Take the listing and print it in full, exactly as given.
------ SUPPLIED RECORDS
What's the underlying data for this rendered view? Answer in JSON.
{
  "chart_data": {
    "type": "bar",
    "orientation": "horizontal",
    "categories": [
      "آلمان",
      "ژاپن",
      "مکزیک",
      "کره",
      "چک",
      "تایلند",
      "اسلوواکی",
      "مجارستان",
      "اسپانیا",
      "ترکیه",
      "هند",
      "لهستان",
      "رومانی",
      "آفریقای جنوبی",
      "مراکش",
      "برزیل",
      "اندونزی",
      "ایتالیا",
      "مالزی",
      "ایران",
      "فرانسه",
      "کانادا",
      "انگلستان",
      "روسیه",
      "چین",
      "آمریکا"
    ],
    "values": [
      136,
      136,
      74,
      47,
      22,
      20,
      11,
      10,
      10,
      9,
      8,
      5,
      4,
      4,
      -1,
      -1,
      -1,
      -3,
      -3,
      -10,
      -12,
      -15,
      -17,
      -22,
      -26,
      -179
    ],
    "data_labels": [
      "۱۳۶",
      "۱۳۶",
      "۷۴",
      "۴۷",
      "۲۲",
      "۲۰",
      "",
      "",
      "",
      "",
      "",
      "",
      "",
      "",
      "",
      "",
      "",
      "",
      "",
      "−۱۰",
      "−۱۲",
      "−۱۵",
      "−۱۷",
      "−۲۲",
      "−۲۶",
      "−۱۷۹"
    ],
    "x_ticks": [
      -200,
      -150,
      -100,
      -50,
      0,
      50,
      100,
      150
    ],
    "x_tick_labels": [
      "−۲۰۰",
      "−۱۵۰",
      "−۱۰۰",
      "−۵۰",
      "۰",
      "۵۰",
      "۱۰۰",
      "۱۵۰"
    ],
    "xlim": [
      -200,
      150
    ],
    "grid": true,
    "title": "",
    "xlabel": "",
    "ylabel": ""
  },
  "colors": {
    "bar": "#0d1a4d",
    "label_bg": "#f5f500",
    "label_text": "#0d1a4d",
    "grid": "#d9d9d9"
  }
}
------------
FULL OUTPUT:
What's the underlying data for this rendered view? Answer in JSON.
{
  "chart_data": {
    "type": "bar",
    "orientation": "horizontal",
    "categories": [
      "آلمان",
      "ژاپن",
      "مکزیک",
      "کره",
      "چک",
      "تایلند",
      "اسلوواکی",
      "مجارستان",
      "اسپانیا",
      "ترکیه",
      "هند",
      "لهستان",
      "رومانی",
      "آفریقای جنوبی",
      "مراکش",
      "برزیل",
      "اندونزی",
      "ایتالیا",
      "مالزی",
      "ایران",
      "فرانسه",
      "کانادا",
      "انگلستان",
      "روسیه",
      "چین",
      "آمریکا"
    ],
    "values": [
      136,
      136,
      74,
      47,
      22,
      20,
      11,
      10,
      10,
      9,
      8,
      5,
      4,
      4,
      -1,
      -1,
      -1,
      -3,
      -3,
      -10,
      -12,
      -15,
      -17,
      -22,
      -26,
      -179
    ],
    "data_labels": [
      "۱۳۶",
      "۱۳۶",
      "۷۴",
      "۴۷",
      "۲۲",
      "۲۰",
      "",
      "",
      "",
      "",
      "",
      "",
      "",
      "",
      "",
      "",
      "",
      "",
      "",
      "−۱۰",
      "−۱۲",
      "−۱۵",
      "−۱۷",
      "−۲۲",
      "−۲۶",
      "−۱۷۹"
    ],
    "x_ticks": [
      -200,
      -150,
      -100,
      -50,
      0,
      50,
      100,
      150
    ],
    "x_tick_labels": [
      "−۲۰۰",
      "−۱۵۰",
      "−۱۰۰",
      "−۵۰",
      "۰",
      "۵۰",
      "۱۰۰",
      "۱۵۰"
    ],
    "xlim": [
      -200,
      150
    ],
    "grid": true,
    "title": "",
    "xlabel": "",
    "ylabel": ""
  },
  "colors": {
    "bar": "#0d1a4d",
    "label_bg": "#f5f500",
    "label_text": "#0d1a4d",
    "grid": "#d9d9d9"
  }
}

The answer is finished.